Dataset items:
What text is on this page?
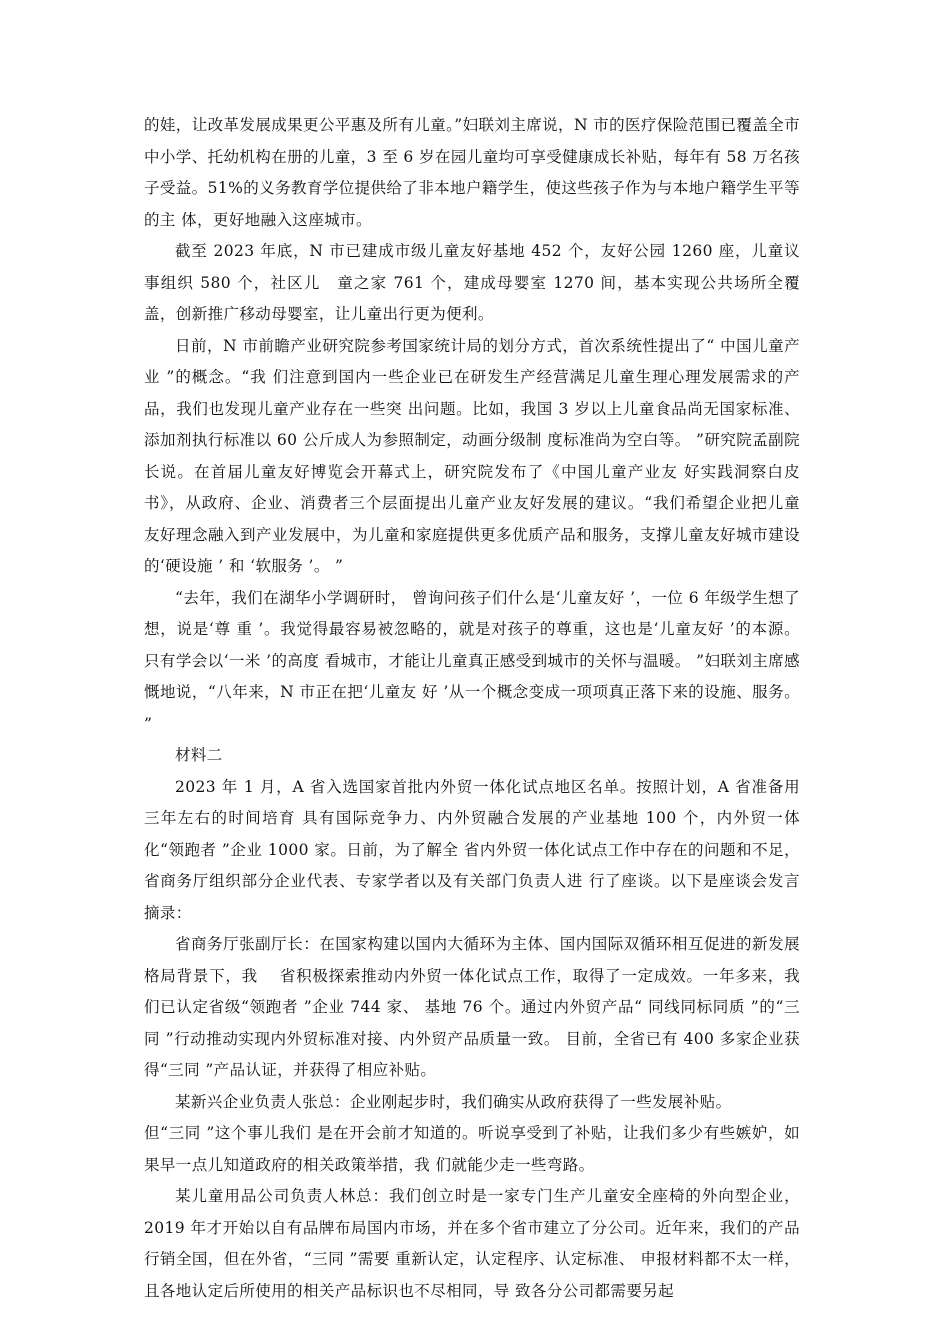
的娃，让改革发展成果更公平惠及所有儿童。”妇联刘主席说，N 市的医疗保险范围已覆盖全市中小学、托幼机构在册的儿童，3 至 6 岁在园儿童均可享受健康成长补贴，每年有 58 万名孩子受益。51%的义务教育学位提供给了非本地户籍学生，使这些孩子作为与本地户籍学生平等的主 体，更好地融入这座城市。

截至 2023 年底，N 市已建成市级儿童友好基地 452 个，友好公园 1260 座，儿童议事组织 580 个，社区儿　童之家 761 个，建成母婴室 1270 间，基本实现公共场所全覆盖，创新推广移动母婴室，让儿童出行更为便利。

日前，N 市前瞻产业研究院参考国家统计局的划分方式，首次系统性提出了“ 中国儿童产业 ”的概念。“我 们注意到国内一些企业已在研发生产经营满足儿童生理心理发展需求的产品，我们也发现儿童产业存在一些突 出问题。比如，我国 3 岁以上儿童食品尚无国家标准、添加剂执行标准以 60 公斤成人为参照制定，动画分级制 度标准尚为空白等。 ”研究院孟副院长说。在首届儿童友好博览会开幕式上，研究院发布了《中国儿童产业友 好实践洞察白皮书》，从政府、企业、消费者三个层面提出儿童产业友好发展的建议。“我们希望企业把儿童 友好理念融入到产业发展中，为儿童和家庭提供更多优质产品和服务，支撑儿童友好城市建设的‘硬设施 ’ 和 ‘软服务 ’。 ”

“去年，我们在湖华小学调研时， 曾询问孩子们什么是‘儿童友好 ’，一位 6 年级学生想了想，说是‘尊 重 ’。我觉得最容易被忽略的，就是对孩子的尊重，这也是‘儿童友好 ’的本源。只有学会以‘一米 ’的高度 看城市，才能让儿童真正感受到城市的关怀与温暖。 ”妇联刘主席感慨地说，“八年来，N 市正在把‘儿童友 好 ’从一个概念变成一项项真正落下来的设施、服务。 ”

材料二

2023 年 1 月，A 省入选国家首批内外贸一体化试点地区名单。按照计划，A 省准备用三年左右的时间培育 具有国际竞争力、内外贸融合发展的产业基地 100 个，内外贸一体化“领跑者 ”企业 1000 家。日前，为了解全 省内外贸一体化试点工作中存在的问题和不足，省商务厅组织部分企业代表、专家学者以及有关部门负责人进 行了座谈。以下是座谈会发言摘录：

省商务厅张副厅长：在国家构建以国内大循环为主体、国内国际双循环相互促进的新发展格局背景下，我　 省积极探索推动内外贸一体化试点工作，取得了一定成效。一年多来，我们已认定省级“领跑者 ”企业 744 家、 基地 76 个。通过内外贸产品“ 同线同标同质 ”的“三同 ”行动推动实现内外贸标准对接、内外贸产品质量一致。 目前，全省已有 400 多家企业获得“三同 ”产品认证，并获得了相应补贴。

某新兴企业负责人张总：企业刚起步时，我们确实从政府获得了一些发展补贴。

但“三同 ”这个事儿我们 是在开会前才知道的。听说享受到了补贴，让我们多少有些嫉妒，如果早一点儿知道政府的相关政策举措，我 们就能少走一些弯路。

某儿童用品公司负责人林总：我们创立时是一家专门生产儿童安全座椅的外向型企业，2019 年才开始以自有品牌布局国内市场，并在多个省市建立了分公司。近年来，我们的产品行销全国，但在外省，“三同 ”需要 重新认定，认定程序、认定标准、 申报材料都不太一样，且各地认定后所使用的相关产品标识也不尽相同，导 致各分公司都需要另起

▶ **Description of the task**:
Copy the records above exactly, omitting every picture.

▶ **Solution to this problem**:
What text is on this page?
的娃，让改革发展成果更公平惠及所有儿童。”妇联刘主席说，N 市的医疗保险范围已覆盖全市中小学、托幼机构在册的儿童，3 至 6 岁在园儿童均可享受健康成长补贴，每年有 58 万名孩子受益。51%的义务教育学位提供给了非本地户籍学生，使这些孩子作为与本地户籍学生平等的主 体，更好地融入这座城市。

截至 2023 年底，N 市已建成市级儿童友好基地 452 个，友好公园 1260 座，儿童议事组织 580 个，社区儿　童之家 761 个，建成母婴室 1270 间，基本实现公共场所全覆盖，创新推广移动母婴室，让儿童出行更为便利。

日前，N 市前瞻产业研究院参考国家统计局的划分方式，首次系统性提出了“ 中国儿童产业 ”的概念。“我 们注意到国内一些企业已在研发生产经营满足儿童生理心理发展需求的产品，我们也发现儿童产业存在一些突 出问题。比如，我国 3 岁以上儿童食品尚无国家标准、添加剂执行标准以 60 公斤成人为参照制定，动画分级制 度标准尚为空白等。 ”研究院孟副院长说。在首届儿童友好博览会开幕式上，研究院发布了《中国儿童产业友 好实践洞察白皮书》，从政府、企业、消费者三个层面提出儿童产业友好发展的建议。“我们希望企业把儿童 友好理念融入到产业发展中，为儿童和家庭提供更多优质产品和服务，支撑儿童友好城市建设的‘硬设施 ’ 和 ‘软服务 ’。 ”

“去年，我们在湖华小学调研时， 曾询问孩子们什么是‘儿童友好 ’，一位 6 年级学生想了想，说是‘尊 重 ’。我觉得最容易被忽略的，就是对孩子的尊重，这也是‘儿童友好 ’的本源。只有学会以‘一米 ’的高度 看城市，才能让儿童真正感受到城市的关怀与温暖。 ”妇联刘主席感慨地说，“八年来，N 市正在把‘儿童友 好 ’从一个概念变成一项项真正落下来的设施、服务。 ”

材料二

2023 年 1 月，A 省入选国家首批内外贸一体化试点地区名单。按照计划，A 省准备用三年左右的时间培育 具有国际竞争力、内外贸融合发展的产业基地 100 个，内外贸一体化“领跑者 ”企业 1000 家。日前，为了解全 省内外贸一体化试点工作中存在的问题和不足，省商务厅组织部分企业代表、专家学者以及有关部门负责人进 行了座谈。以下是座谈会发言摘录：

省商务厅张副厅长：在国家构建以国内大循环为主体、国内国际双循环相互促进的新发展格局背景下，我　 省积极探索推动内外贸一体化试点工作，取得了一定成效。一年多来，我们已认定省级“领跑者 ”企业 744 家、 基地 76 个。通过内外贸产品“ 同线同标同质 ”的“三同 ”行动推动实现内外贸标准对接、内外贸产品质量一致。 目前，全省已有 400 多家企业获得“三同 ”产品认证，并获得了相应补贴。

某新兴企业负责人张总：企业刚起步时，我们确实从政府获得了一些发展补贴。

但“三同 ”这个事儿我们 是在开会前才知道的。听说享受到了补贴，让我们多少有些嫉妒，如果早一点儿知道政府的相关政策举措，我 们就能少走一些弯路。

某儿童用品公司负责人林总：我们创立时是一家专门生产儿童安全座椅的外向型企业，2019 年才开始以自有品牌布局国内市场，并在多个省市建立了分公司。近年来，我们的产品行销全国，但在外省，“三同 ”需要 重新认定，认定程序、认定标准、 申报材料都不太一样，且各地认定后所使用的相关产品标识也不尽相同，导 致各分公司都需要另起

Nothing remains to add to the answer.